> **TASK TO COMPLETE**
Gather, from the data below, each line in which the word "较上年同期" occurs.

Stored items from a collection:
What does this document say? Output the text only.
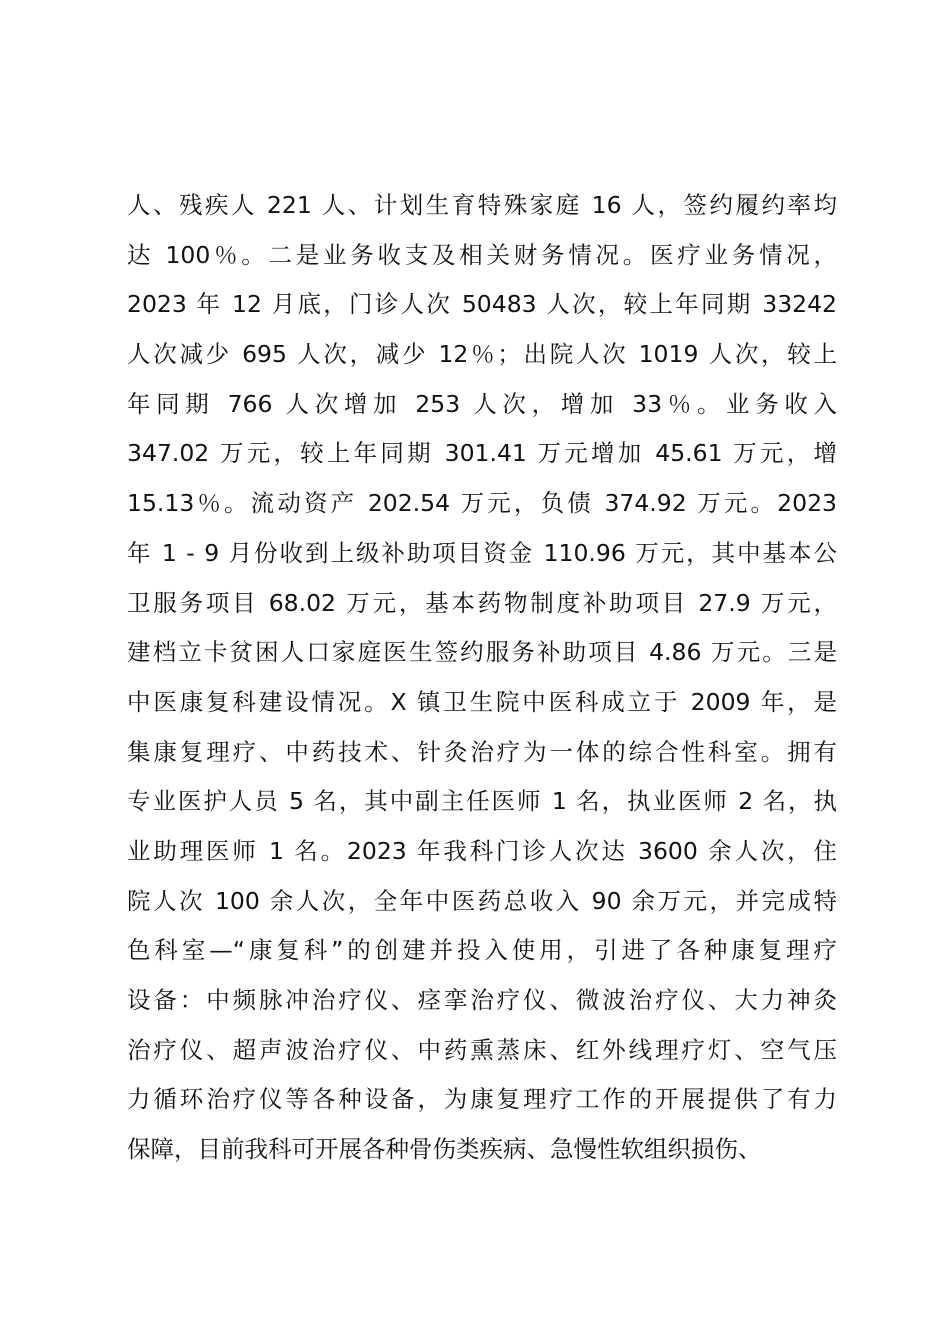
人、残疾人 221 人、计划生育特殊家庭 16 人，签约履约率均
达 100％。二是业务收支及相关财务情况。医疗业务情况，
2023 年 12 月底，门诊人次 50483 人次，较上年同期 33242
人次减少 695 人次，减少 12％；出院人次 1019 人次，较上
年同期 766 人次增加 253 人次，增加 33％。业务收入
347.02 万元，较上年同期 301.41 万元增加 45.61 万元，增
15.13％。流动资产 202.54 万元，负债 374.92 万元。2023
年 1 - 9 月份收到上级补助项目资金 110.96 万元，其中基本公
卫服务项目 68.02 万元，基本药物制度补助项目 27.9 万元，
建档立卡贫困人口家庭医生签约服务补助项目 4.86 万元。三是
中医康复科建设情况。X 镇卫生院中医科成立于 2009 年，是
集康复理疗、中药技术、针灸治疗为一体的综合性科室。拥有
专业医护人员 5 名，其中副主任医师 1 名，执业医师 2 名，执
业助理医师 1 名。2023 年我科门诊人次达 3600 余人次，住
院人次 100 余人次，全年中医药总收入 90 余万元，并完成特
色科室—“康复科”的创建并投入使用，引进了各种康复理疗
设备：中频脉冲治疗仪、痉挛治疗仪、微波治疗仪、大力神灸
治疗仪、超声波治疗仪、中药熏蒸床、红外线理疗灯、空气压
力循环治疗仪等各种设备，为康复理疗工作的开展提供了有力
保障，目前我科可开展各种骨伤类疾病、急慢性软组织损伤、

> **SOLUTION TO THIS TASK**
2023 年 12 月底，门诊人次 50483 人次，较上年同期 33242
347.02 万元，较上年同期 301.41 万元增加 45.61 万元，增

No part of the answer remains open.